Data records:
◆ ◆ ◆

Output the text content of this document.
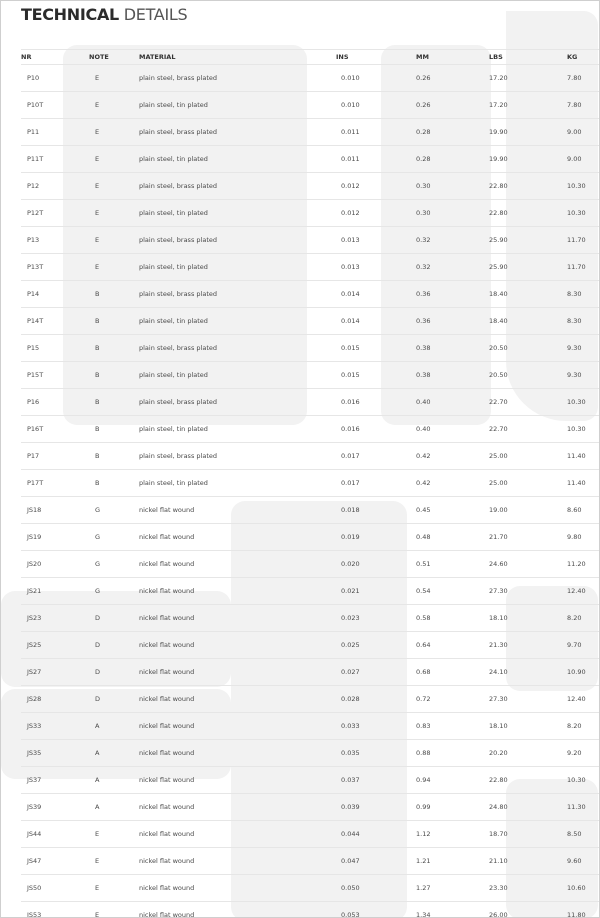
TECHNICAL DETAILS
NR	NOTE	MATERIAL	INS	MM	LBS	KG
P10	E	plain steel, brass plated	0.010	0.26	17.20	7.80
P10T	E	plain steel, tin plated	0.010	0.26	17.20	7.80
P11	E	plain steel, brass plated	0.011	0.28	19.90	9.00
P11T	E	plain steel, tin plated	0.011	0.28	19.90	9.00
P12	E	plain steel, brass plated	0.012	0.30	22.80	10.30
P12T	E	plain steel, tin plated	0.012	0.30	22.80	10.30
P13	E	plain steel, brass plated	0.013	0.32	25.90	11.70
P13T	E	plain steel, tin plated	0.013	0.32	25.90	11.70
P14	B	plain steel, brass plated	0.014	0.36	18.40	8.30
P14T	B	plain steel, tin plated	0.014	0.36	18.40	8.30
P15	B	plain steel, brass plated	0.015	0.38	20.50	9.30
P15T	B	plain steel, tin plated	0.015	0.38	20.50	9.30
P16	B	plain steel, brass plated	0.016	0.40	22.70	10.30
P16T	B	plain steel, tin plated	0.016	0.40	22.70	10.30
P17	B	plain steel, brass plated	0.017	0.42	25.00	11.40
P17T	B	plain steel, tin plated	0.017	0.42	25.00	11.40
JS18	G	nickel flat wound	0.018	0.45	19.00	8.60
JS19	G	nickel flat wound	0.019	0.48	21.70	9.80
JS20	G	nickel flat wound	0.020	0.51	24.60	11.20
JS21	G	nickel flat wound	0.021	0.54	27.30	12.40
JS23	D	nickel flat wound	0.023	0.58	18.10	8.20
JS25	D	nickel flat wound	0.025	0.64	21.30	9.70
JS27	D	nickel flat wound	0.027	0.68	24.10	10.90
JS28	D	nickel flat wound	0.028	0.72	27.30	12.40
JS33	A	nickel flat wound	0.033	0.83	18.10	8.20
JS35	A	nickel flat wound	0.035	0.88	20.20	9.20
JS37	A	nickel flat wound	0.037	0.94	22.80	10.30
JS39	A	nickel flat wound	0.039	0.99	24.80	11.30
JS44	E	nickel flat wound	0.044	1.12	18.70	8.50
JS47	E	nickel flat wound	0.047	1.21	21.10	9.60
JS50	E	nickel flat wound	0.050	1.27	23.30	10.60
JS53	E	nickel flat wound	0.053	1.34	26.00	11.80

◆ ◆ ◆

▶ **WRITTEN EXERCISE**: All of the entries need to be transcribed word for word; pictures are left out.

▶ **THE RESULT**:
Output the text content of this document.
TECHNICAL DETAILS
NR	NOTE	MATERIAL	INS	MM	LBS	KG
P10	E	plain steel, brass plated	0.010	0.26	17.20	7.80
P10T	E	plain steel, tin plated	0.010	0.26	17.20	7.80
P11	E	plain steel, brass plated	0.011	0.28	19.90	9.00
P11T	E	plain steel, tin plated	0.011	0.28	19.90	9.00
P12	E	plain steel, brass plated	0.012	0.30	22.80	10.30
P12T	E	plain steel, tin plated	0.012	0.30	22.80	10.30
P13	E	plain steel, brass plated	0.013	0.32	25.90	11.70
P13T	E	plain steel, tin plated	0.013	0.32	25.90	11.70
P14	B	plain steel, brass plated	0.014	0.36	18.40	8.30
P14T	B	plain steel, tin plated	0.014	0.36	18.40	8.30
P15	B	plain steel, brass plated	0.015	0.38	20.50	9.30
P15T	B	plain steel, tin plated	0.015	0.38	20.50	9.30
P16	B	plain steel, brass plated	0.016	0.40	22.70	10.30
P16T	B	plain steel, tin plated	0.016	0.40	22.70	10.30
P17	B	plain steel, brass plated	0.017	0.42	25.00	11.40
P17T	B	plain steel, tin plated	0.017	0.42	25.00	11.40
JS18	G	nickel flat wound	0.018	0.45	19.00	8.60
JS19	G	nickel flat wound	0.019	0.48	21.70	9.80
JS20	G	nickel flat wound	0.020	0.51	24.60	11.20
JS21	G	nickel flat wound	0.021	0.54	27.30	12.40
JS23	D	nickel flat wound	0.023	0.58	18.10	8.20
JS25	D	nickel flat wound	0.025	0.64	21.30	9.70
JS27	D	nickel flat wound	0.027	0.68	24.10	10.90
JS28	D	nickel flat wound	0.028	0.72	27.30	12.40
JS33	A	nickel flat wound	0.033	0.83	18.10	8.20
JS35	A	nickel flat wound	0.035	0.88	20.20	9.20
JS37	A	nickel flat wound	0.037	0.94	22.80	10.30
JS39	A	nickel flat wound	0.039	0.99	24.80	11.30
JS44	E	nickel flat wound	0.044	1.12	18.70	8.50
JS47	E	nickel flat wound	0.047	1.21	21.10	9.60
JS50	E	nickel flat wound	0.050	1.27	23.30	10.60
JS53	E	nickel flat wound	0.053	1.34	26.00	11.80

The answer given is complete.